ENTRIES SHOWN:
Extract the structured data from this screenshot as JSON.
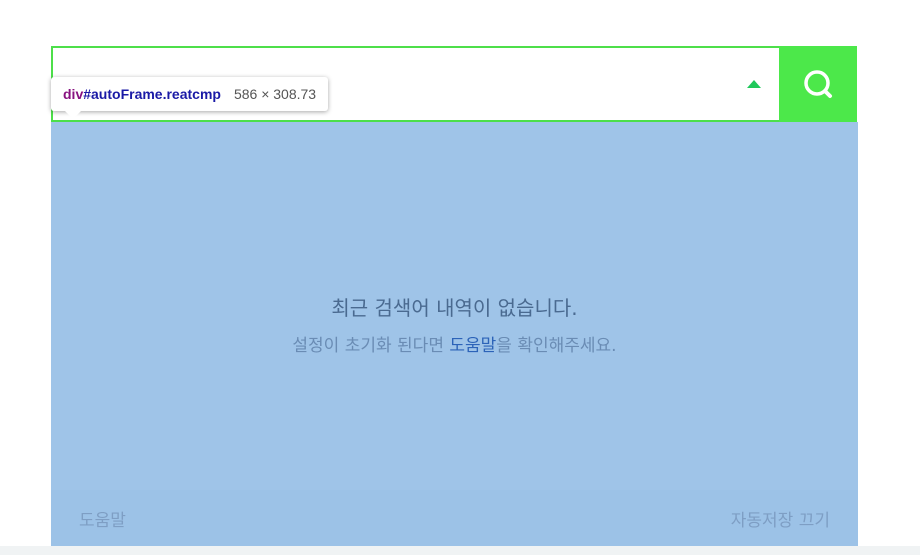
{
  "search": {
    "value": "",
    "placeholder": ""
  },
  "devtools_tooltip": {
    "tag": "div",
    "selector": "#autoFrame.reatcmp",
    "dimensions": "586 × 308.73"
  },
  "dropdown": {
    "empty_title": "최근 검색어 내역이 없습니다.",
    "empty_sub_before": "설정이 초기화 된다면 ",
    "empty_sub_link": "도움말",
    "empty_sub_after": "을 확인해주세요.",
    "footer_help": "도움말",
    "footer_autosave": "자동저장 끄기"
  },
  "icons": {
    "search_button": "search-icon",
    "toggle": "arrow-up-icon"
  },
  "colors": {
    "accent_green": "#4ce84a",
    "toggle_green": "#1fc85a",
    "highlight_overlay": "#9fc4e8"
  }
}
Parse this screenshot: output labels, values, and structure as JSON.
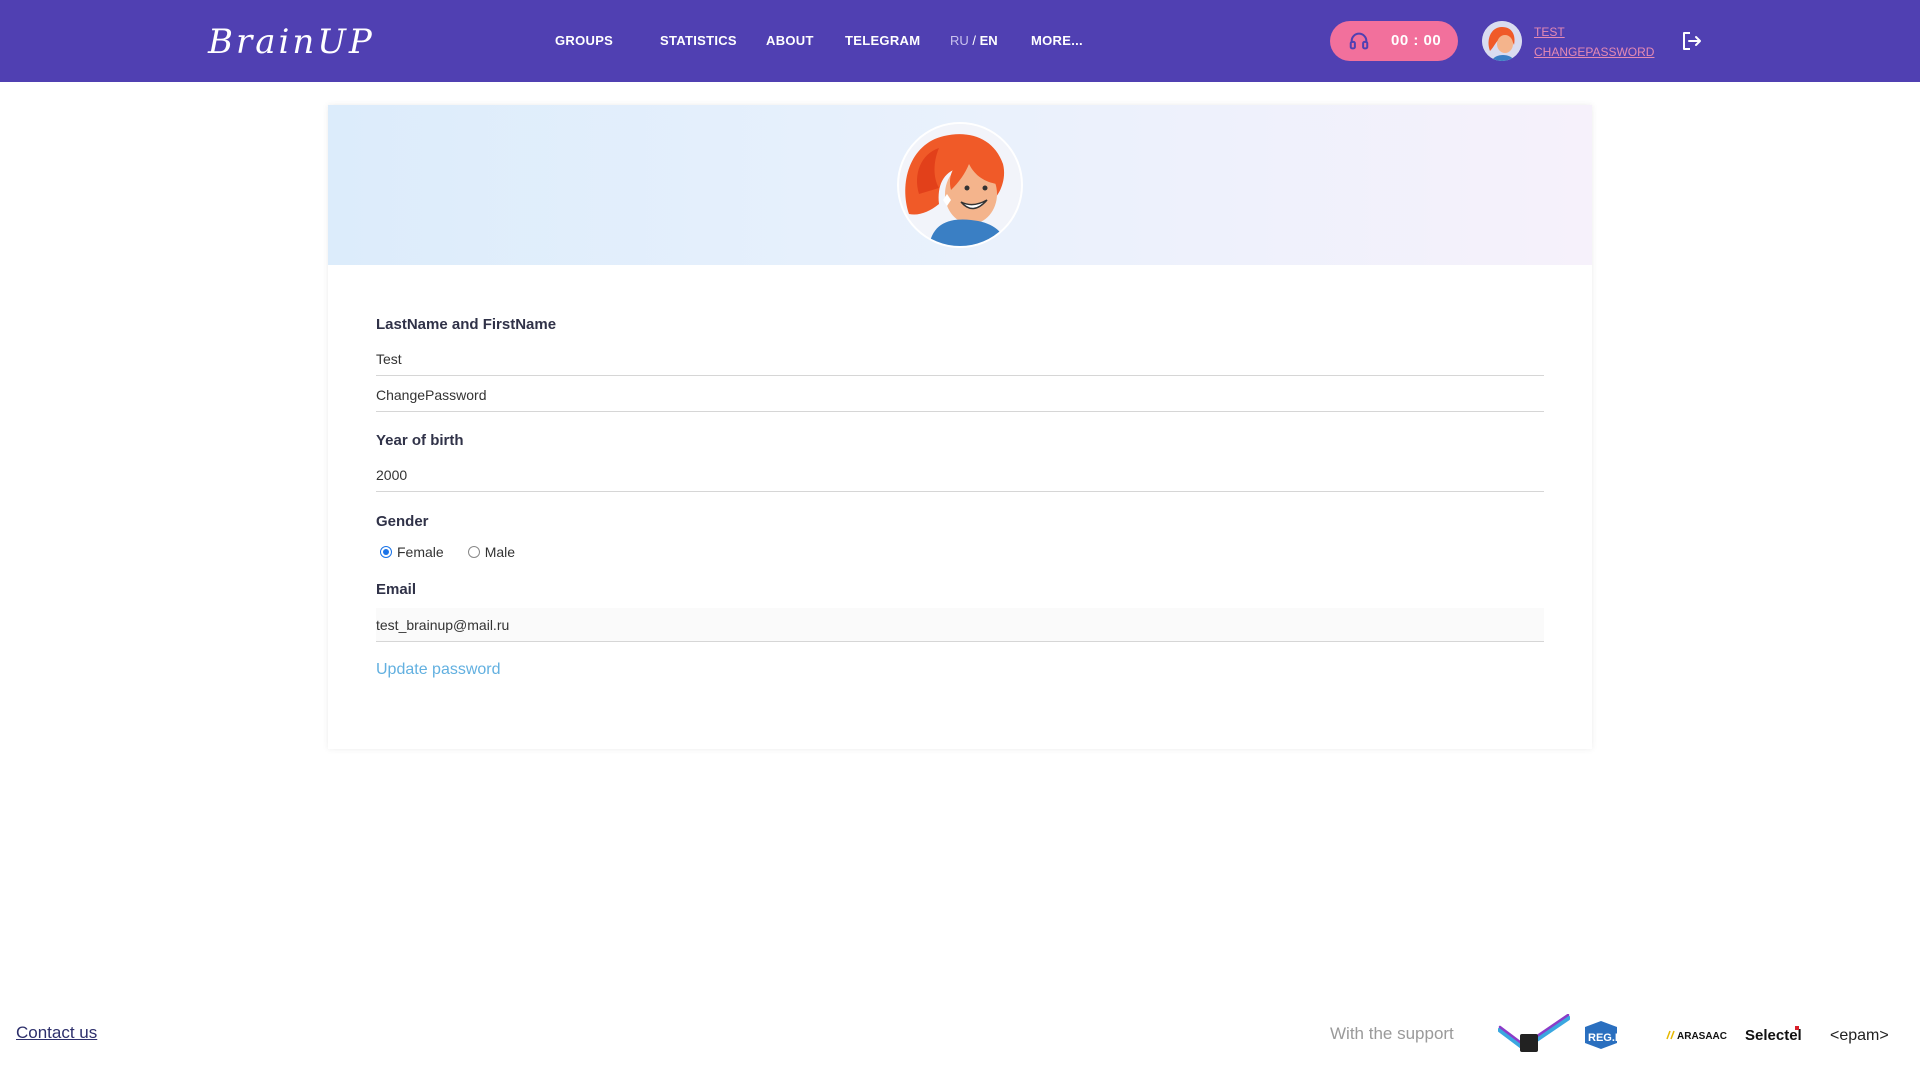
{
  "header": {
    "logo": "BrainUP",
    "nav": {
      "groups": "GROUPS",
      "statistics": "STATISTICS",
      "about": "ABOUT",
      "telegram": "TELEGRAM",
      "more": "MORE..."
    },
    "lang": {
      "ru": "RU",
      "sep": " / ",
      "en": "EN"
    },
    "timer": "00 : 00",
    "user": {
      "first": "TEST",
      "last": "CHANGEPASSWORD"
    }
  },
  "profile": {
    "name_label": "LastName and FirstName",
    "first_name": "Test",
    "last_name": "ChangePassword",
    "birth_label": "Year of birth",
    "birth_year": "2000",
    "gender_label": "Gender",
    "gender_options": [
      "Female",
      "Male"
    ],
    "gender_selected": "Female",
    "email_label": "Email",
    "email": "test_brainup@mail.ru",
    "update_password": "Update password"
  },
  "footer": {
    "contact": "Contact us",
    "support": "With the support",
    "sponsors": [
      "REG.RU",
      "ARASAAC",
      "Selectel",
      "<epam>"
    ]
  },
  "colors": {
    "header": "#5040b2",
    "timer": "#f2709c",
    "link": "#62b0e0"
  }
}
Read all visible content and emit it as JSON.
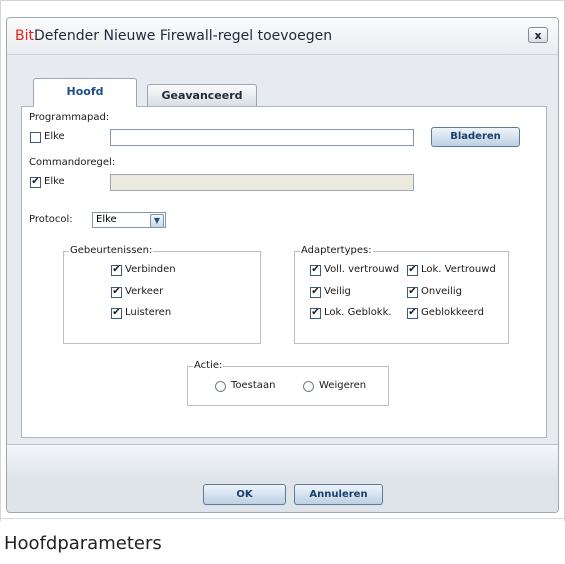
{
  "dialog": {
    "brand": "Bit",
    "title_rest": "Defender Nieuwe Firewall-regel toevoegen",
    "close_label": "x"
  },
  "tabs": [
    {
      "label": "Hoofd"
    },
    {
      "label": "Geavanceerd"
    }
  ],
  "main": {
    "programmapad_label": "Programmapad:",
    "programmapad_elke": "Elke",
    "programmapad_value": "",
    "programmapad_checked": false,
    "browse_label": "Bladeren",
    "commandoregel_label": "Commandoregel:",
    "commandoregel_elke": "Elke",
    "commandoregel_value": "",
    "commandoregel_checked": true,
    "protocol_label": "Protocol:",
    "protocol_value": "Elke",
    "gebeurtenissen": {
      "title": "Gebeurtenissen:",
      "items": [
        {
          "label": "Verbinden",
          "checked": true
        },
        {
          "label": "Verkeer",
          "checked": true
        },
        {
          "label": "Luisteren",
          "checked": true
        }
      ]
    },
    "adaptertypes": {
      "title": "Adaptertypes:",
      "items": [
        {
          "label": "Voll. vertrouwd",
          "checked": true
        },
        {
          "label": "Lok. Vertrouwd",
          "checked": true
        },
        {
          "label": "Veilig",
          "checked": true
        },
        {
          "label": "Onveilig",
          "checked": true
        },
        {
          "label": "Lok. Geblokk.",
          "checked": true
        },
        {
          "label": "Geblokkeerd",
          "checked": true
        }
      ]
    },
    "actie": {
      "title": "Actie:",
      "options": [
        {
          "label": "Toestaan",
          "selected": false
        },
        {
          "label": "Weigeren",
          "selected": false
        }
      ]
    }
  },
  "footer": {
    "ok_label": "OK",
    "cancel_label": "Annuleren"
  },
  "caption": "Hoofdparameters"
}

EXERCISE: Leave every image out, and retype the material exactly.

THE REPLY:
Extract the structured data from this screenshot as JSON.
{
  "search": {
    "value": "",
    "placeholder": ""
  },
  "devtools_tooltip": {
    "tag": "div",
    "selector": "#autoFrame.reatcmp",
    "dimensions": "586 × 308.73"
  },
  "dropdown": {
    "empty_title": "최근 검색어 내역이 없습니다.",
    "empty_sub_before": "설정이 초기화 된다면 ",
    "empty_sub_link": "도움말",
    "empty_sub_after": "을 확인해주세요.",
    "footer_help": "도움말",
    "footer_autosave": "자동저장 끄기"
  },
  "icons": {
    "search_button": "search-icon",
    "toggle": "arrow-up-icon"
  },
  "colors": {
    "accent_green": "#4ce84a",
    "toggle_green": "#1fc85a",
    "highlight_overlay": "#9fc4e8"
  }
}
Parse this screenshot: output labels, values, and structure as JSON.
{
  "header": {
    "logo": "BrainUP",
    "nav": {
      "groups": "GROUPS",
      "statistics": "STATISTICS",
      "about": "ABOUT",
      "telegram": "TELEGRAM",
      "more": "MORE..."
    },
    "lang": {
      "ru": "RU",
      "sep": " / ",
      "en": "EN"
    },
    "timer": "00 : 00",
    "user": {
      "first": "TEST",
      "last": "CHANGEPASSWORD"
    }
  },
  "profile": {
    "name_label": "LastName and FirstName",
    "first_name": "Test",
    "last_name": "ChangePassword",
    "birth_label": "Year of birth",
    "birth_year": "2000",
    "gender_label": "Gender",
    "gender_options": [
      "Female",
      "Male"
    ],
    "gender_selected": "Female",
    "email_label": "Email",
    "email": "test_brainup@mail.ru",
    "update_password": "Update password"
  },
  "footer": {
    "contact": "Contact us",
    "support": "With the support",
    "sponsors": [
      "REG.RU",
      "ARASAAC",
      "Selectel",
      "<epam>"
    ]
  },
  "colors": {
    "header": "#5040b2",
    "timer": "#f2709c",
    "link": "#62b0e0"
  }
}
Read all visible content and emit it as JSON.
{
  "dialog": {
    "brand": "Bit",
    "title_rest": "Defender Nieuwe Firewall-regel toevoegen",
    "close_label": "x"
  },
  "tabs": [
    {
      "label": "Hoofd"
    },
    {
      "label": "Geavanceerd"
    }
  ],
  "main": {
    "programmapad_label": "Programmapad:",
    "programmapad_elke": "Elke",
    "programmapad_value": "",
    "programmapad_checked": false,
    "browse_label": "Bladeren",
    "commandoregel_label": "Commandoregel:",
    "commandoregel_elke": "Elke",
    "commandoregel_value": "",
    "commandoregel_checked": true,
    "protocol_label": "Protocol:",
    "protocol_value": "Elke",
    "gebeurtenissen": {
      "title": "Gebeurtenissen:",
      "items": [
        {
          "label": "Verbinden",
          "checked": true
        },
        {
          "label": "Verkeer",
          "checked": true
        },
        {
          "label": "Luisteren",
          "checked": true
        }
      ]
    },
    "adaptertypes": {
      "title": "Adaptertypes:",
      "items": [
        {
          "label": "Voll. vertrouwd",
          "checked": true
        },
        {
          "label": "Lok. Vertrouwd",
          "checked": true
        },
        {
          "label": "Veilig",
          "checked": true
        },
        {
          "label": "Onveilig",
          "checked": true
        },
        {
          "label": "Lok. Geblokk.",
          "checked": true
        },
        {
          "label": "Geblokkeerd",
          "checked": true
        }
      ]
    },
    "actie": {
      "title": "Actie:",
      "options": [
        {
          "label": "Toestaan",
          "selected": false
        },
        {
          "label": "Weigeren",
          "selected": false
        }
      ]
    }
  },
  "footer": {
    "ok_label": "OK",
    "cancel_label": "Annuleren"
  },
  "caption": "Hoofdparameters"
}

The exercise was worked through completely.